<<<<
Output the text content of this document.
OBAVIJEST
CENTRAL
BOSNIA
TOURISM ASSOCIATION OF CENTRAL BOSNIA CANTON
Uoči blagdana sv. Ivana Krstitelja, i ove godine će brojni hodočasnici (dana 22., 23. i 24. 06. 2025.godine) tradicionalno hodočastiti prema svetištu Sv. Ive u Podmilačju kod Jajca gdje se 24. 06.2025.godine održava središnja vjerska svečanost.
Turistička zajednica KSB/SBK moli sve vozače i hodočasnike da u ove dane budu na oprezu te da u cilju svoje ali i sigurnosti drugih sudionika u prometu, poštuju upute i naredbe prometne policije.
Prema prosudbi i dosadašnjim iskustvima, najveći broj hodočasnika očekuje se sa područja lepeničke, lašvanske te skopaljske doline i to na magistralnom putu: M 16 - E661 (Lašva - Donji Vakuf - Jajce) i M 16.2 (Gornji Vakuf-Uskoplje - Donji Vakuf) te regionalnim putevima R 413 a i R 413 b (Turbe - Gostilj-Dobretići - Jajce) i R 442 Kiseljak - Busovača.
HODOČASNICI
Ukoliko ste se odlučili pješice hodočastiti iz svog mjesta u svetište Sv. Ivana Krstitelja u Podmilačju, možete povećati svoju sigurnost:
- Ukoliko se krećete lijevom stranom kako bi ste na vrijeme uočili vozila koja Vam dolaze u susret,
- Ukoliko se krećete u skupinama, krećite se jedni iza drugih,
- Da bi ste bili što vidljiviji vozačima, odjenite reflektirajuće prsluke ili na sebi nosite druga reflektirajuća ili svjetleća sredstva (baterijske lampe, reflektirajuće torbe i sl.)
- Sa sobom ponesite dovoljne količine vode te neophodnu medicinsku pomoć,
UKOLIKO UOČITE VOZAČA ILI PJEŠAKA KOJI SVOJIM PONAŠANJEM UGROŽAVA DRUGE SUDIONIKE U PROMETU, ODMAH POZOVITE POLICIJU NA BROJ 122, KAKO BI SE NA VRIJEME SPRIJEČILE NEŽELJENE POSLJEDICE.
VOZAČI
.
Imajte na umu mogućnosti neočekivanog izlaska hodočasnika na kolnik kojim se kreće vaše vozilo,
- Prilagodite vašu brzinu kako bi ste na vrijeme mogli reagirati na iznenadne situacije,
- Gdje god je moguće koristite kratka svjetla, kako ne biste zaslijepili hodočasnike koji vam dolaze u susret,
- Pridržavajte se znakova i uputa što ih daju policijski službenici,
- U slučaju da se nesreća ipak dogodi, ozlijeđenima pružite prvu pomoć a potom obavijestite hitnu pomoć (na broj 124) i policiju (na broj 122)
>>>>
**What you should do**
Return every record, word for word.

**The reply**
Output the text content of this document.
OBAVIJEST
CENTRAL
BOSNIA
TOURISM ASSOCIATION OF CENTRAL BOSNIA CANTON
Uoči blagdana sv. Ivana Krstitelja, i ove godine će brojni hodočasnici (dana 22., 23. i 24. 06. 2025.godine) tradicionalno hodočastiti prema svetištu Sv. Ive u Podmilačju kod Jajca gdje se 24. 06.2025.godine održava središnja vjerska svečanost.
Turistička zajednica KSB/SBK moli sve vozače i hodočasnike da u ove dane budu na oprezu te da u cilju svoje ali i sigurnosti drugih sudionika u prometu, poštuju upute i naredbe prometne policije.
Prema prosudbi i dosadašnjim iskustvima, najveći broj hodočasnika očekuje se sa područja lepeničke, lašvanske te skopaljske doline i to na magistralnom putu: M 16 - E661 (Lašva - Donji Vakuf - Jajce) i M 16.2 (Gornji Vakuf-Uskoplje - Donji Vakuf) te regionalnim putevima R 413 a i R 413 b (Turbe - Gostilj-Dobretići - Jajce) i R 442 Kiseljak - Busovača.
HODOČASNICI
Ukoliko ste se odlučili pješice hodočastiti iz svog mjesta u svetište Sv. Ivana Krstitelja u Podmilačju, možete povećati svoju sigurnost:
- Ukoliko se krećete lijevom stranom kako bi ste na vrijeme uočili vozila koja Vam dolaze u susret,
- Ukoliko se krećete u skupinama, krećite se jedni iza drugih,
- Da bi ste bili što vidljiviji vozačima, odjenite reflektirajuće prsluke ili na sebi nosite druga reflektirajuća ili svjetleća sredstva (baterijske lampe, reflektirajuće torbe i sl.)
- Sa sobom ponesite dovoljne količine vode te neophodnu medicinsku pomoć,
UKOLIKO UOČITE VOZAČA ILI PJEŠAKA KOJI SVOJIM PONAŠANJEM UGROŽAVA DRUGE SUDIONIKE U PROMETU, ODMAH POZOVITE POLICIJU NA BROJ 122, KAKO BI SE NA VRIJEME SPRIJEČILE NEŽELJENE POSLJEDICE.
VOZAČI
.
Imajte na umu mogućnosti neočekivanog izlaska hodočasnika na kolnik kojim se kreće vaše vozilo,
- Prilagodite vašu brzinu kako bi ste na vrijeme mogli reagirati na iznenadne situacije,
- Gdje god je moguće koristite kratka svjetla, kako ne biste zaslijepili hodočasnike koji vam dolaze u susret,
- Pridržavajte se znakova i uputa što ih daju policijski službenici,
- U slučaju da se nesreća ipak dogodi, ozlijeđenima pružite prvu pomoć a potom obavijestite hitnu pomoć (na broj 124) i policiju (na broj 122)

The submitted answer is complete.